§ **Set problem**: Each record that follows should be repeated exactly, minus any images.

§ **Data for processing**:
+++++
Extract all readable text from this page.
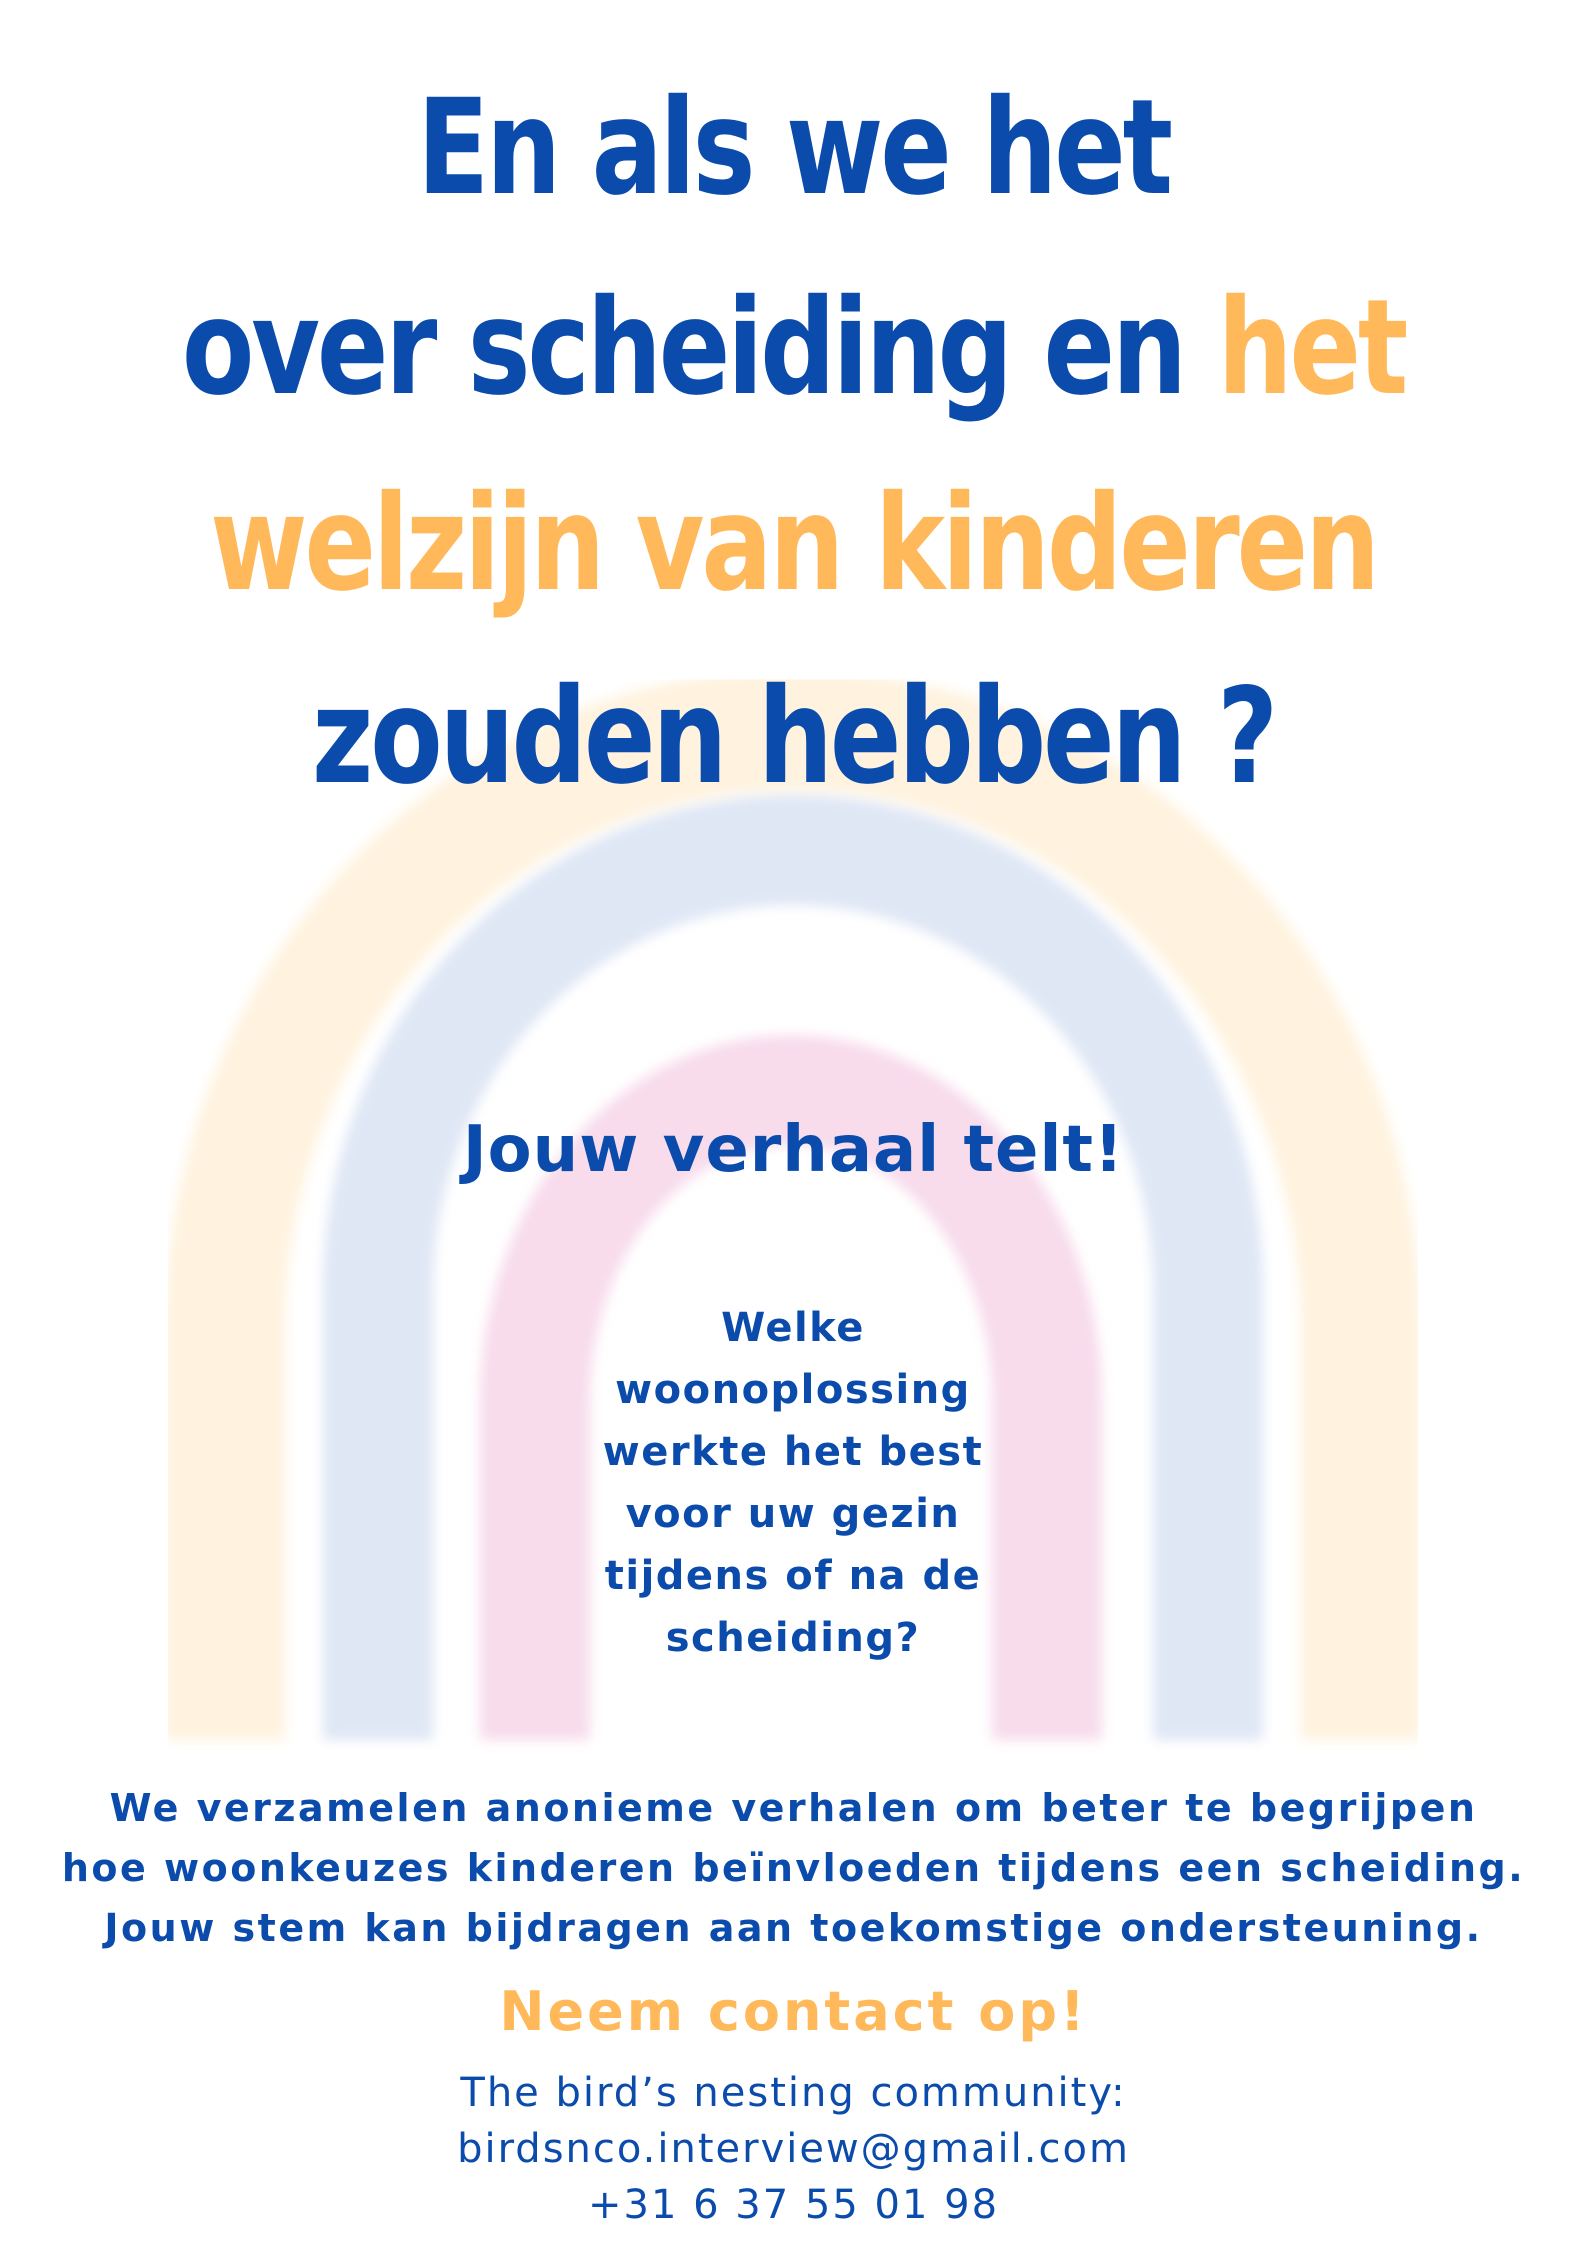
En als we het
over scheiding en het
welzijn van kinderen
zouden hebben ?
Jouw verhaal telt!
Welke
woonoplossing
werkte het best
voor uw gezin
tijdens of na de
scheiding?
We verzamelen anonieme verhalen om beter te begrijpen
hoe woonkeuzes kinderen beïnvloeden tijdens een scheiding.
Jouw stem kan bijdragen aan toekomstige ondersteuning.
Neem contact op!
The bird’s nesting community:
birdsnco.interview@gmail.com
+31 6 37 55 01 98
+++++
§ **Written solution**:
Extract all readable text from this page.
En als we het
over scheiding en het
welzijn van kinderen
zouden hebben ?
Jouw verhaal telt!
Welke
woonoplossing
werkte het best
voor uw gezin
tijdens of na de
scheiding?
We verzamelen anonieme verhalen om beter te begrijpen
hoe woonkeuzes kinderen beïnvloeden tijdens een scheiding.
Jouw stem kan bijdragen aan toekomstige ondersteuning.
Neem contact op!
The bird’s nesting community:
birdsnco.interview@gmail.com
+31 6 37 55 01 98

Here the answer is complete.